• **Data for the task**:
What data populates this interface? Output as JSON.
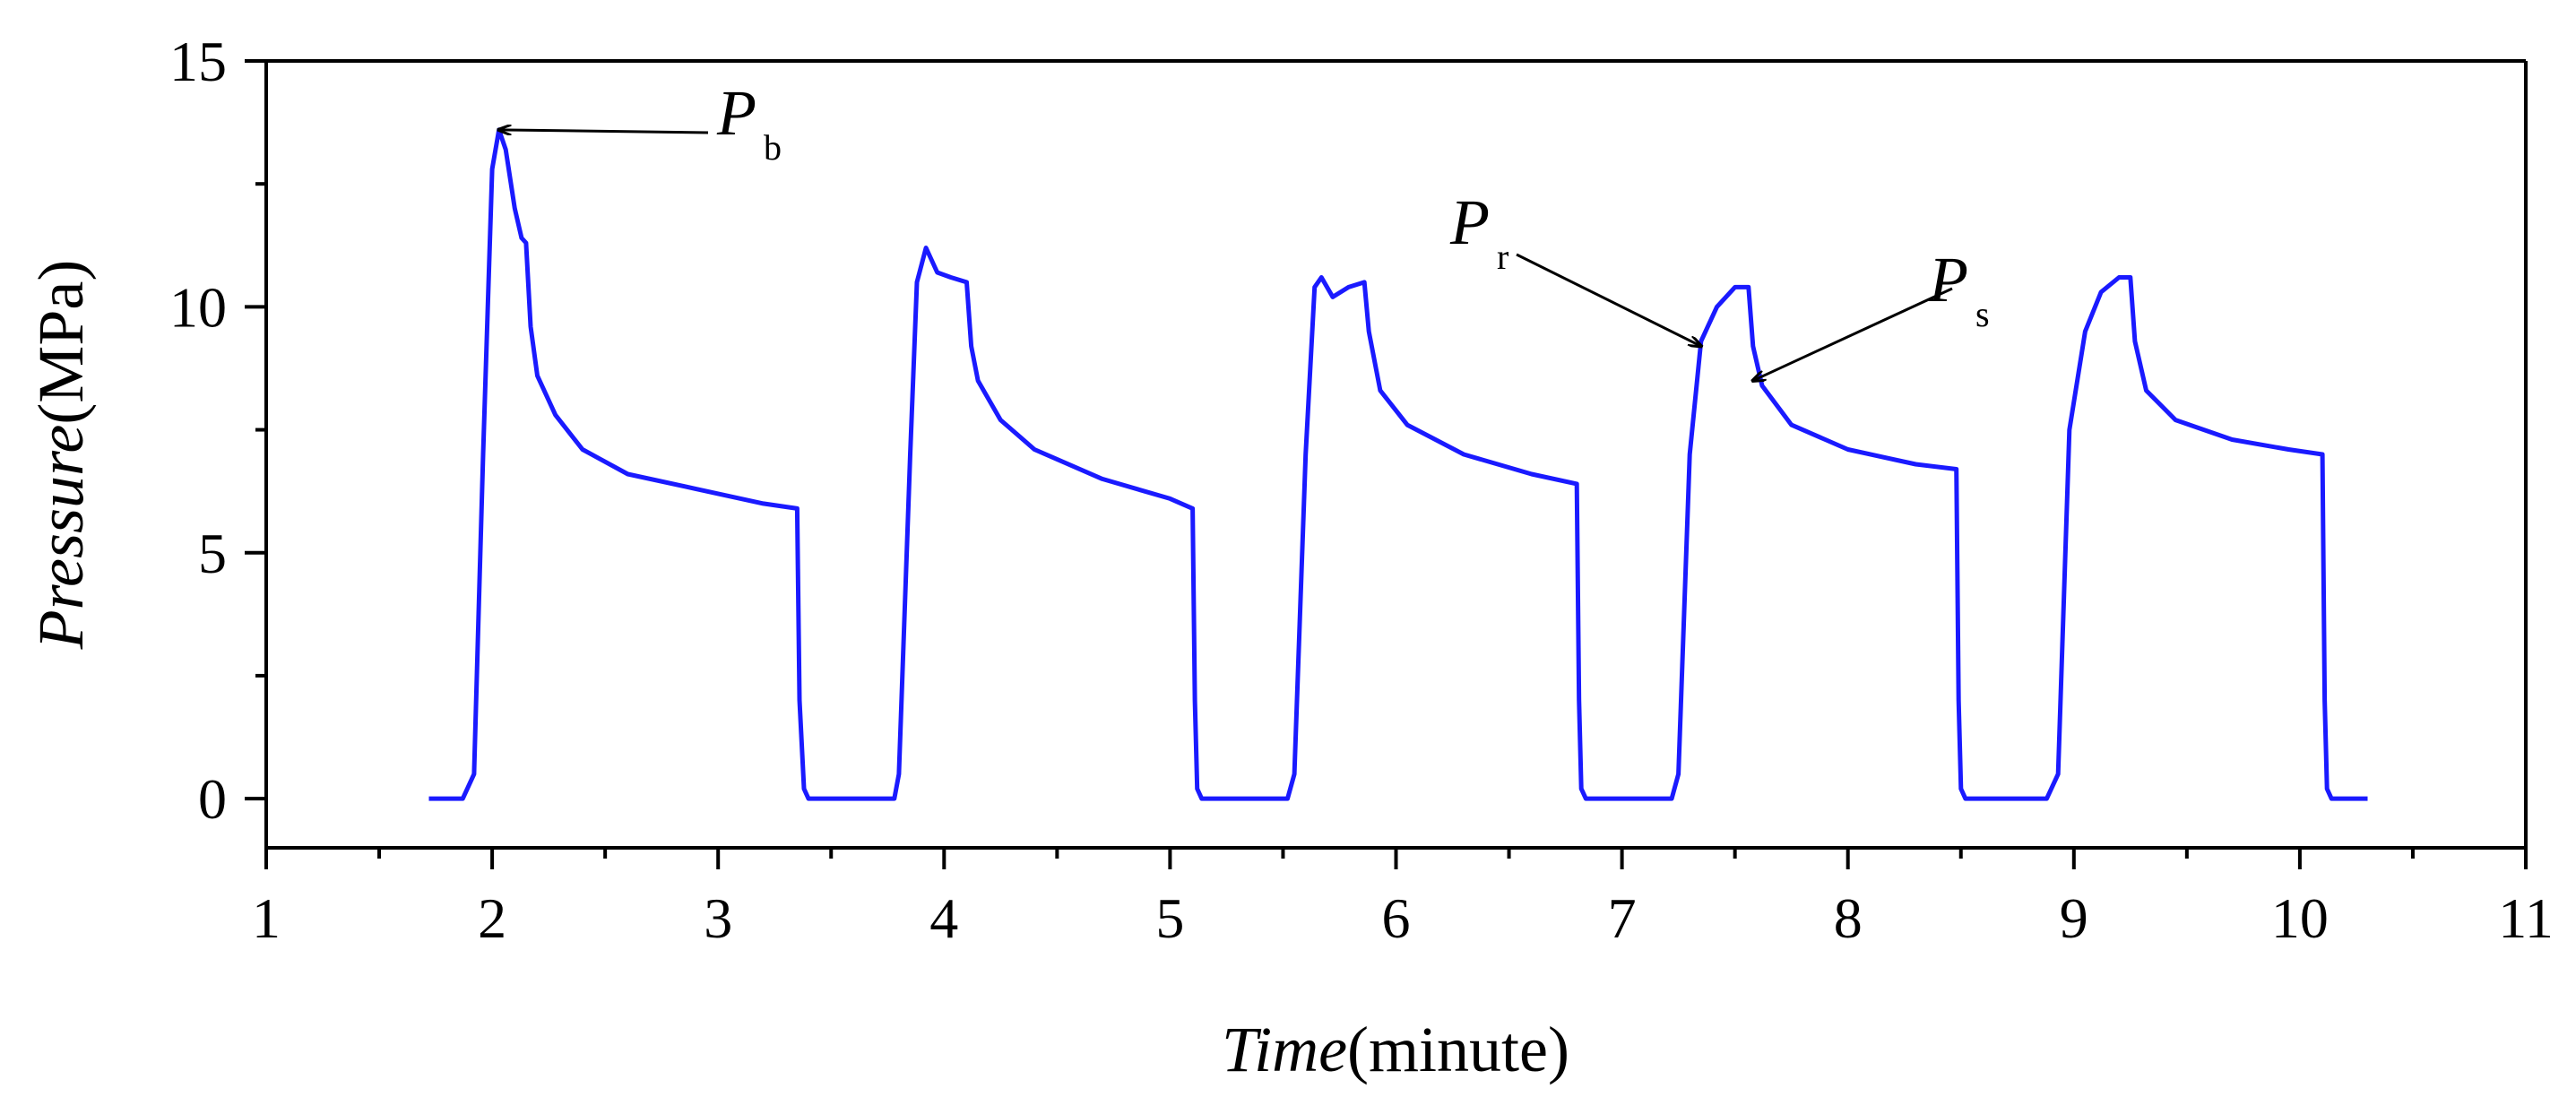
{
  "chart_data": {
    "type": "line",
    "xlabel_italic": "Time",
    "xlabel_unit": "(minute)",
    "ylabel_italic": "Pressure",
    "ylabel_unit": "(MPa)",
    "xlim": [
      1,
      11
    ],
    "ylim": [
      -1,
      15
    ],
    "xticks": [
      1,
      2,
      3,
      4,
      5,
      6,
      7,
      8,
      9,
      10,
      11
    ],
    "yticks": [
      0,
      5,
      10,
      15
    ],
    "grid": false,
    "series": [
      {
        "name": "Pressure",
        "color": "#1a1aff",
        "points": [
          [
            1.72,
            0
          ],
          [
            1.87,
            0
          ],
          [
            1.92,
            0.5
          ],
          [
            1.96,
            7
          ],
          [
            2.0,
            12.8
          ],
          [
            2.03,
            13.6
          ],
          [
            2.06,
            13.2
          ],
          [
            2.1,
            12.0
          ],
          [
            2.13,
            11.4
          ],
          [
            2.15,
            11.3
          ],
          [
            2.17,
            9.6
          ],
          [
            2.2,
            8.6
          ],
          [
            2.28,
            7.8
          ],
          [
            2.4,
            7.1
          ],
          [
            2.6,
            6.6
          ],
          [
            2.9,
            6.3
          ],
          [
            3.2,
            6.0
          ],
          [
            3.35,
            5.9
          ],
          [
            3.36,
            2
          ],
          [
            3.38,
            0.2
          ],
          [
            3.4,
            0
          ],
          [
            3.78,
            0
          ],
          [
            3.8,
            0.5
          ],
          [
            3.85,
            7
          ],
          [
            3.88,
            10.5
          ],
          [
            3.92,
            11.2
          ],
          [
            3.97,
            10.7
          ],
          [
            4.03,
            10.6
          ],
          [
            4.1,
            10.5
          ],
          [
            4.12,
            9.2
          ],
          [
            4.15,
            8.5
          ],
          [
            4.25,
            7.7
          ],
          [
            4.4,
            7.1
          ],
          [
            4.7,
            6.5
          ],
          [
            5.0,
            6.1
          ],
          [
            5.1,
            5.9
          ],
          [
            5.11,
            2
          ],
          [
            5.12,
            0.2
          ],
          [
            5.14,
            0
          ],
          [
            5.52,
            0
          ],
          [
            5.55,
            0.5
          ],
          [
            5.6,
            7
          ],
          [
            5.64,
            10.4
          ],
          [
            5.67,
            10.6
          ],
          [
            5.72,
            10.2
          ],
          [
            5.79,
            10.4
          ],
          [
            5.86,
            10.5
          ],
          [
            5.88,
            9.5
          ],
          [
            5.93,
            8.3
          ],
          [
            6.05,
            7.6
          ],
          [
            6.3,
            7.0
          ],
          [
            6.6,
            6.6
          ],
          [
            6.8,
            6.4
          ],
          [
            6.81,
            2
          ],
          [
            6.82,
            0.2
          ],
          [
            6.84,
            0
          ],
          [
            7.22,
            0
          ],
          [
            7.25,
            0.5
          ],
          [
            7.3,
            7
          ],
          [
            7.35,
            9.3
          ],
          [
            7.42,
            10.0
          ],
          [
            7.5,
            10.4
          ],
          [
            7.56,
            10.4
          ],
          [
            7.58,
            9.2
          ],
          [
            7.62,
            8.4
          ],
          [
            7.75,
            7.6
          ],
          [
            8.0,
            7.1
          ],
          [
            8.3,
            6.8
          ],
          [
            8.48,
            6.7
          ],
          [
            8.49,
            2
          ],
          [
            8.5,
            0.2
          ],
          [
            8.52,
            0
          ],
          [
            8.88,
            0
          ],
          [
            8.93,
            0.5
          ],
          [
            8.98,
            7.5
          ],
          [
            9.05,
            9.5
          ],
          [
            9.12,
            10.3
          ],
          [
            9.2,
            10.6
          ],
          [
            9.25,
            10.6
          ],
          [
            9.27,
            9.3
          ],
          [
            9.32,
            8.3
          ],
          [
            9.45,
            7.7
          ],
          [
            9.7,
            7.3
          ],
          [
            9.95,
            7.1
          ],
          [
            10.1,
            7.0
          ],
          [
            10.11,
            2
          ],
          [
            10.12,
            0.2
          ],
          [
            10.14,
            0
          ],
          [
            10.3,
            0
          ]
        ]
      }
    ],
    "annotations": [
      {
        "id": "Pb",
        "label": "P",
        "subscript": "b",
        "x": 2.03,
        "y": 13.6
      },
      {
        "id": "Pr",
        "label": "P",
        "subscript": "r",
        "x": 7.35,
        "y": 9.2
      },
      {
        "id": "Ps",
        "label": "P",
        "subscript": "s",
        "x": 7.58,
        "y": 8.5
      }
    ]
  }
}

• **Request**:
Repeat each record exactly, with the pictures left out.

• **Answer in full**:
What data populates this interface? Output as JSON.
{
  "chart_data": {
    "type": "line",
    "xlabel_italic": "Time",
    "xlabel_unit": "(minute)",
    "ylabel_italic": "Pressure",
    "ylabel_unit": "(MPa)",
    "xlim": [
      1,
      11
    ],
    "ylim": [
      -1,
      15
    ],
    "xticks": [
      1,
      2,
      3,
      4,
      5,
      6,
      7,
      8,
      9,
      10,
      11
    ],
    "yticks": [
      0,
      5,
      10,
      15
    ],
    "grid": false,
    "series": [
      {
        "name": "Pressure",
        "color": "#1a1aff",
        "points": [
          [
            1.72,
            0
          ],
          [
            1.87,
            0
          ],
          [
            1.92,
            0.5
          ],
          [
            1.96,
            7
          ],
          [
            2.0,
            12.8
          ],
          [
            2.03,
            13.6
          ],
          [
            2.06,
            13.2
          ],
          [
            2.1,
            12.0
          ],
          [
            2.13,
            11.4
          ],
          [
            2.15,
            11.3
          ],
          [
            2.17,
            9.6
          ],
          [
            2.2,
            8.6
          ],
          [
            2.28,
            7.8
          ],
          [
            2.4,
            7.1
          ],
          [
            2.6,
            6.6
          ],
          [
            2.9,
            6.3
          ],
          [
            3.2,
            6.0
          ],
          [
            3.35,
            5.9
          ],
          [
            3.36,
            2
          ],
          [
            3.38,
            0.2
          ],
          [
            3.4,
            0
          ],
          [
            3.78,
            0
          ],
          [
            3.8,
            0.5
          ],
          [
            3.85,
            7
          ],
          [
            3.88,
            10.5
          ],
          [
            3.92,
            11.2
          ],
          [
            3.97,
            10.7
          ],
          [
            4.03,
            10.6
          ],
          [
            4.1,
            10.5
          ],
          [
            4.12,
            9.2
          ],
          [
            4.15,
            8.5
          ],
          [
            4.25,
            7.7
          ],
          [
            4.4,
            7.1
          ],
          [
            4.7,
            6.5
          ],
          [
            5.0,
            6.1
          ],
          [
            5.1,
            5.9
          ],
          [
            5.11,
            2
          ],
          [
            5.12,
            0.2
          ],
          [
            5.14,
            0
          ],
          [
            5.52,
            0
          ],
          [
            5.55,
            0.5
          ],
          [
            5.6,
            7
          ],
          [
            5.64,
            10.4
          ],
          [
            5.67,
            10.6
          ],
          [
            5.72,
            10.2
          ],
          [
            5.79,
            10.4
          ],
          [
            5.86,
            10.5
          ],
          [
            5.88,
            9.5
          ],
          [
            5.93,
            8.3
          ],
          [
            6.05,
            7.6
          ],
          [
            6.3,
            7.0
          ],
          [
            6.6,
            6.6
          ],
          [
            6.8,
            6.4
          ],
          [
            6.81,
            2
          ],
          [
            6.82,
            0.2
          ],
          [
            6.84,
            0
          ],
          [
            7.22,
            0
          ],
          [
            7.25,
            0.5
          ],
          [
            7.3,
            7
          ],
          [
            7.35,
            9.3
          ],
          [
            7.42,
            10.0
          ],
          [
            7.5,
            10.4
          ],
          [
            7.56,
            10.4
          ],
          [
            7.58,
            9.2
          ],
          [
            7.62,
            8.4
          ],
          [
            7.75,
            7.6
          ],
          [
            8.0,
            7.1
          ],
          [
            8.3,
            6.8
          ],
          [
            8.48,
            6.7
          ],
          [
            8.49,
            2
          ],
          [
            8.5,
            0.2
          ],
          [
            8.52,
            0
          ],
          [
            8.88,
            0
          ],
          [
            8.93,
            0.5
          ],
          [
            8.98,
            7.5
          ],
          [
            9.05,
            9.5
          ],
          [
            9.12,
            10.3
          ],
          [
            9.2,
            10.6
          ],
          [
            9.25,
            10.6
          ],
          [
            9.27,
            9.3
          ],
          [
            9.32,
            8.3
          ],
          [
            9.45,
            7.7
          ],
          [
            9.7,
            7.3
          ],
          [
            9.95,
            7.1
          ],
          [
            10.1,
            7.0
          ],
          [
            10.11,
            2
          ],
          [
            10.12,
            0.2
          ],
          [
            10.14,
            0
          ],
          [
            10.3,
            0
          ]
        ]
      }
    ],
    "annotations": [
      {
        "id": "Pb",
        "label": "P",
        "subscript": "b",
        "x": 2.03,
        "y": 13.6
      },
      {
        "id": "Pr",
        "label": "P",
        "subscript": "r",
        "x": 7.35,
        "y": 9.2
      },
      {
        "id": "Ps",
        "label": "P",
        "subscript": "s",
        "x": 7.58,
        "y": 8.5
      }
    ]
  }
}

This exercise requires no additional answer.